**Objective**
Find the lines containing the word "information" and copy every one of them.

+++++

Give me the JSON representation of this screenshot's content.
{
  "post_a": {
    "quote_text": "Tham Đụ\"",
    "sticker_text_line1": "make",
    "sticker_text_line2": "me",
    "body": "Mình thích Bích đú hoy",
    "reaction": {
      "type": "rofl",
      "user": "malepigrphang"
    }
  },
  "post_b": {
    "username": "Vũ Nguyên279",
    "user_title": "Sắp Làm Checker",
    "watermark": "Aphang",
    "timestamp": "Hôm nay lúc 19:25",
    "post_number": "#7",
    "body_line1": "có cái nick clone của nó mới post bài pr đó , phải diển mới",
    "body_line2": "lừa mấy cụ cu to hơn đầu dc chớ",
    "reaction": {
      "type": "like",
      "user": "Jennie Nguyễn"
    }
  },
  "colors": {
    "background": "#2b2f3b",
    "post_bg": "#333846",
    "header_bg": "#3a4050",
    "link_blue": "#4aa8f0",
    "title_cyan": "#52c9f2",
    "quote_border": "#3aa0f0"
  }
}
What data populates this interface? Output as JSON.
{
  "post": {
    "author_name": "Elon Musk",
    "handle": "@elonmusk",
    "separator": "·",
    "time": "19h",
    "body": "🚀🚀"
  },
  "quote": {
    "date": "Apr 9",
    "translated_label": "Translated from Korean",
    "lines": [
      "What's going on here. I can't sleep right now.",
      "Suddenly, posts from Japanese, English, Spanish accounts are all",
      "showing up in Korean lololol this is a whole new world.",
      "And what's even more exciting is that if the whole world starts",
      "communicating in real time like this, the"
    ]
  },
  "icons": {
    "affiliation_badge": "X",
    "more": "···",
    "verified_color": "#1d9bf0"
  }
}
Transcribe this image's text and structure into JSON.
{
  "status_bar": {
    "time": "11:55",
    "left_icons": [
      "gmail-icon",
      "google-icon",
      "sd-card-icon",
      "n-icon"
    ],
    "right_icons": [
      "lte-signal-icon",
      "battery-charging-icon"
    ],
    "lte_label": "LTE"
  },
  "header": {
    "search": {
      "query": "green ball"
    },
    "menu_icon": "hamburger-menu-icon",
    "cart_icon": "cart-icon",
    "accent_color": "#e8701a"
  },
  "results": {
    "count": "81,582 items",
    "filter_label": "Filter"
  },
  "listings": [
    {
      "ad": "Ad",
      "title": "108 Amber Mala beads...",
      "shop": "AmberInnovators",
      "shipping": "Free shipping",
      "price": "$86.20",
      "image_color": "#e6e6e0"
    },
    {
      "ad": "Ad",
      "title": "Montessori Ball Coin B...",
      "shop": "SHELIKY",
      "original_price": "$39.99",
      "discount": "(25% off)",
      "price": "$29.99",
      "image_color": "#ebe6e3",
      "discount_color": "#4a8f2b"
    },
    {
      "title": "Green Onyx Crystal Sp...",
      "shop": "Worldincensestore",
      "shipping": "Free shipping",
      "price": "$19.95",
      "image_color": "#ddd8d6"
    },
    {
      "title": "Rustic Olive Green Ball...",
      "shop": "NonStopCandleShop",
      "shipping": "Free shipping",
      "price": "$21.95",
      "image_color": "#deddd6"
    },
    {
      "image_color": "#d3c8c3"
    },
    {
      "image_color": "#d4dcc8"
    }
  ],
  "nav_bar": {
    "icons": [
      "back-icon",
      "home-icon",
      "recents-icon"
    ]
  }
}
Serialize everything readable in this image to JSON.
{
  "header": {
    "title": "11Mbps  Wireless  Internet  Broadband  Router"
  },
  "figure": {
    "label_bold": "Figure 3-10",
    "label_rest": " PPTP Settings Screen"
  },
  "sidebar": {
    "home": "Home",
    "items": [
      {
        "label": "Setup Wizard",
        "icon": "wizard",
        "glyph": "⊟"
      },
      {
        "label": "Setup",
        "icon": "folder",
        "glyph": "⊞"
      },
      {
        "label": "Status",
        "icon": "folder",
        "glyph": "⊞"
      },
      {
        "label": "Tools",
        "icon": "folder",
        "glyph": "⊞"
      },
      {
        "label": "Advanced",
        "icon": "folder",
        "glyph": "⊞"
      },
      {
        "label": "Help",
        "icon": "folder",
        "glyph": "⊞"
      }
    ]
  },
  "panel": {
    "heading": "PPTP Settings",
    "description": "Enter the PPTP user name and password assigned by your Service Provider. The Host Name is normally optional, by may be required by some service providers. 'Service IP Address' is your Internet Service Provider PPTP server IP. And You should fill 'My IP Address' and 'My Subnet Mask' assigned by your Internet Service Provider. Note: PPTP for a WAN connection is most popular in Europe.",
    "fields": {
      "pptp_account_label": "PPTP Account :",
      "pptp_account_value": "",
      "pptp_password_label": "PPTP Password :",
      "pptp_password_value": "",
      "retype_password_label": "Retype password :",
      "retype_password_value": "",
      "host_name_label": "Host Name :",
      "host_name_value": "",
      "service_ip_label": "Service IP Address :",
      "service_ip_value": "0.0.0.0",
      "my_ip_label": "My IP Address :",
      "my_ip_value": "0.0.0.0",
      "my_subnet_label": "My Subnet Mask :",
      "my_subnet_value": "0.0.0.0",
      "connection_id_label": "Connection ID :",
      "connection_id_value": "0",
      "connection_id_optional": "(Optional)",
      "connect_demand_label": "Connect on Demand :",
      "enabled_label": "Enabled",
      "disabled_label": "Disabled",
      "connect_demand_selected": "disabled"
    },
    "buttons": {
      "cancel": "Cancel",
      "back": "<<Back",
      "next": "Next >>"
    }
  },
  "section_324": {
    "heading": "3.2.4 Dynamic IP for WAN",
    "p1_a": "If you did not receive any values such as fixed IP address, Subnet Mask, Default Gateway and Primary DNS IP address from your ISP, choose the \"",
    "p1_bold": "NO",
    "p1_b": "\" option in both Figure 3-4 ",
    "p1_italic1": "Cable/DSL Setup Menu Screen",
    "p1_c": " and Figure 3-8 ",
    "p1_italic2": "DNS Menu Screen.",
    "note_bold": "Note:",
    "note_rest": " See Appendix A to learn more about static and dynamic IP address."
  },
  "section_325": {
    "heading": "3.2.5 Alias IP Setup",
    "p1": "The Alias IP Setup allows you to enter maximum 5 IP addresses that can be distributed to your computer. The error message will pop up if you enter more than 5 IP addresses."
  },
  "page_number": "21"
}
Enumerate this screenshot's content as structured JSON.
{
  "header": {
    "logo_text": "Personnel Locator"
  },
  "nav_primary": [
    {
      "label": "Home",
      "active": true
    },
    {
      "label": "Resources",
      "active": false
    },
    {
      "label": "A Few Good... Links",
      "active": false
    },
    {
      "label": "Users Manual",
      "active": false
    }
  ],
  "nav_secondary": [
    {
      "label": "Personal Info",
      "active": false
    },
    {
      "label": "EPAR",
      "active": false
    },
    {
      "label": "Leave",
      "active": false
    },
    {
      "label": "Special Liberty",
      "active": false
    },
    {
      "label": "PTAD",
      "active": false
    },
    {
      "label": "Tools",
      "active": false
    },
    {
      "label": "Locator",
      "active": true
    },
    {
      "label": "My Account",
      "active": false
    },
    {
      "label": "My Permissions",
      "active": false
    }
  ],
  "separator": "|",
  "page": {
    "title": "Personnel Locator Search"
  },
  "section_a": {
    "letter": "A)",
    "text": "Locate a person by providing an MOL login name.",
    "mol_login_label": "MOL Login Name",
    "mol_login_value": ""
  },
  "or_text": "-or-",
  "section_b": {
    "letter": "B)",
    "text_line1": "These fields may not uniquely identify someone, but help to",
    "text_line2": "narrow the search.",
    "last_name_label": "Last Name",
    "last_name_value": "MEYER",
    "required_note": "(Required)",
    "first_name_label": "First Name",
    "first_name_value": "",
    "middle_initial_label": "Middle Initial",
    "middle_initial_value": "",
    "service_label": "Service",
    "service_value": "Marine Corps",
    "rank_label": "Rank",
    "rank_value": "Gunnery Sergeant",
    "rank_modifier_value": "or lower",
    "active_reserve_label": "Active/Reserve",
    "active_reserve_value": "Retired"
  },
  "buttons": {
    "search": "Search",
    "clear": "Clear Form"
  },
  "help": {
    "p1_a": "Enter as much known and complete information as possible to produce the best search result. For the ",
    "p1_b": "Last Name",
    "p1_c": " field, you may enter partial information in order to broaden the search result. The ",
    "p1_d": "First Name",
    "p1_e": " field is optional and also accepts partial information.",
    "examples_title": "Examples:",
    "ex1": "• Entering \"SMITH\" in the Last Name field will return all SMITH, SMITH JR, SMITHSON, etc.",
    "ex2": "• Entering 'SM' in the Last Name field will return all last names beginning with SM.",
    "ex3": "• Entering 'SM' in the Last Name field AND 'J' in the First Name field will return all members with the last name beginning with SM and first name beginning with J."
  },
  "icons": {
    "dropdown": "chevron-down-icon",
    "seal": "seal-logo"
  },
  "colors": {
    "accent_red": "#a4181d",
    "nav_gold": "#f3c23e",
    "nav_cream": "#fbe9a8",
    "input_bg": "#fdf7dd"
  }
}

+++++

**Expected output**
    "p1_a": "Enter as much known and complete information as possible to produce the best search result. For the ",
    "p1_c": " field, you may enter partial information in order to broaden the search result. The ",
    "p1_e": " field is optional and also accepts partial information.",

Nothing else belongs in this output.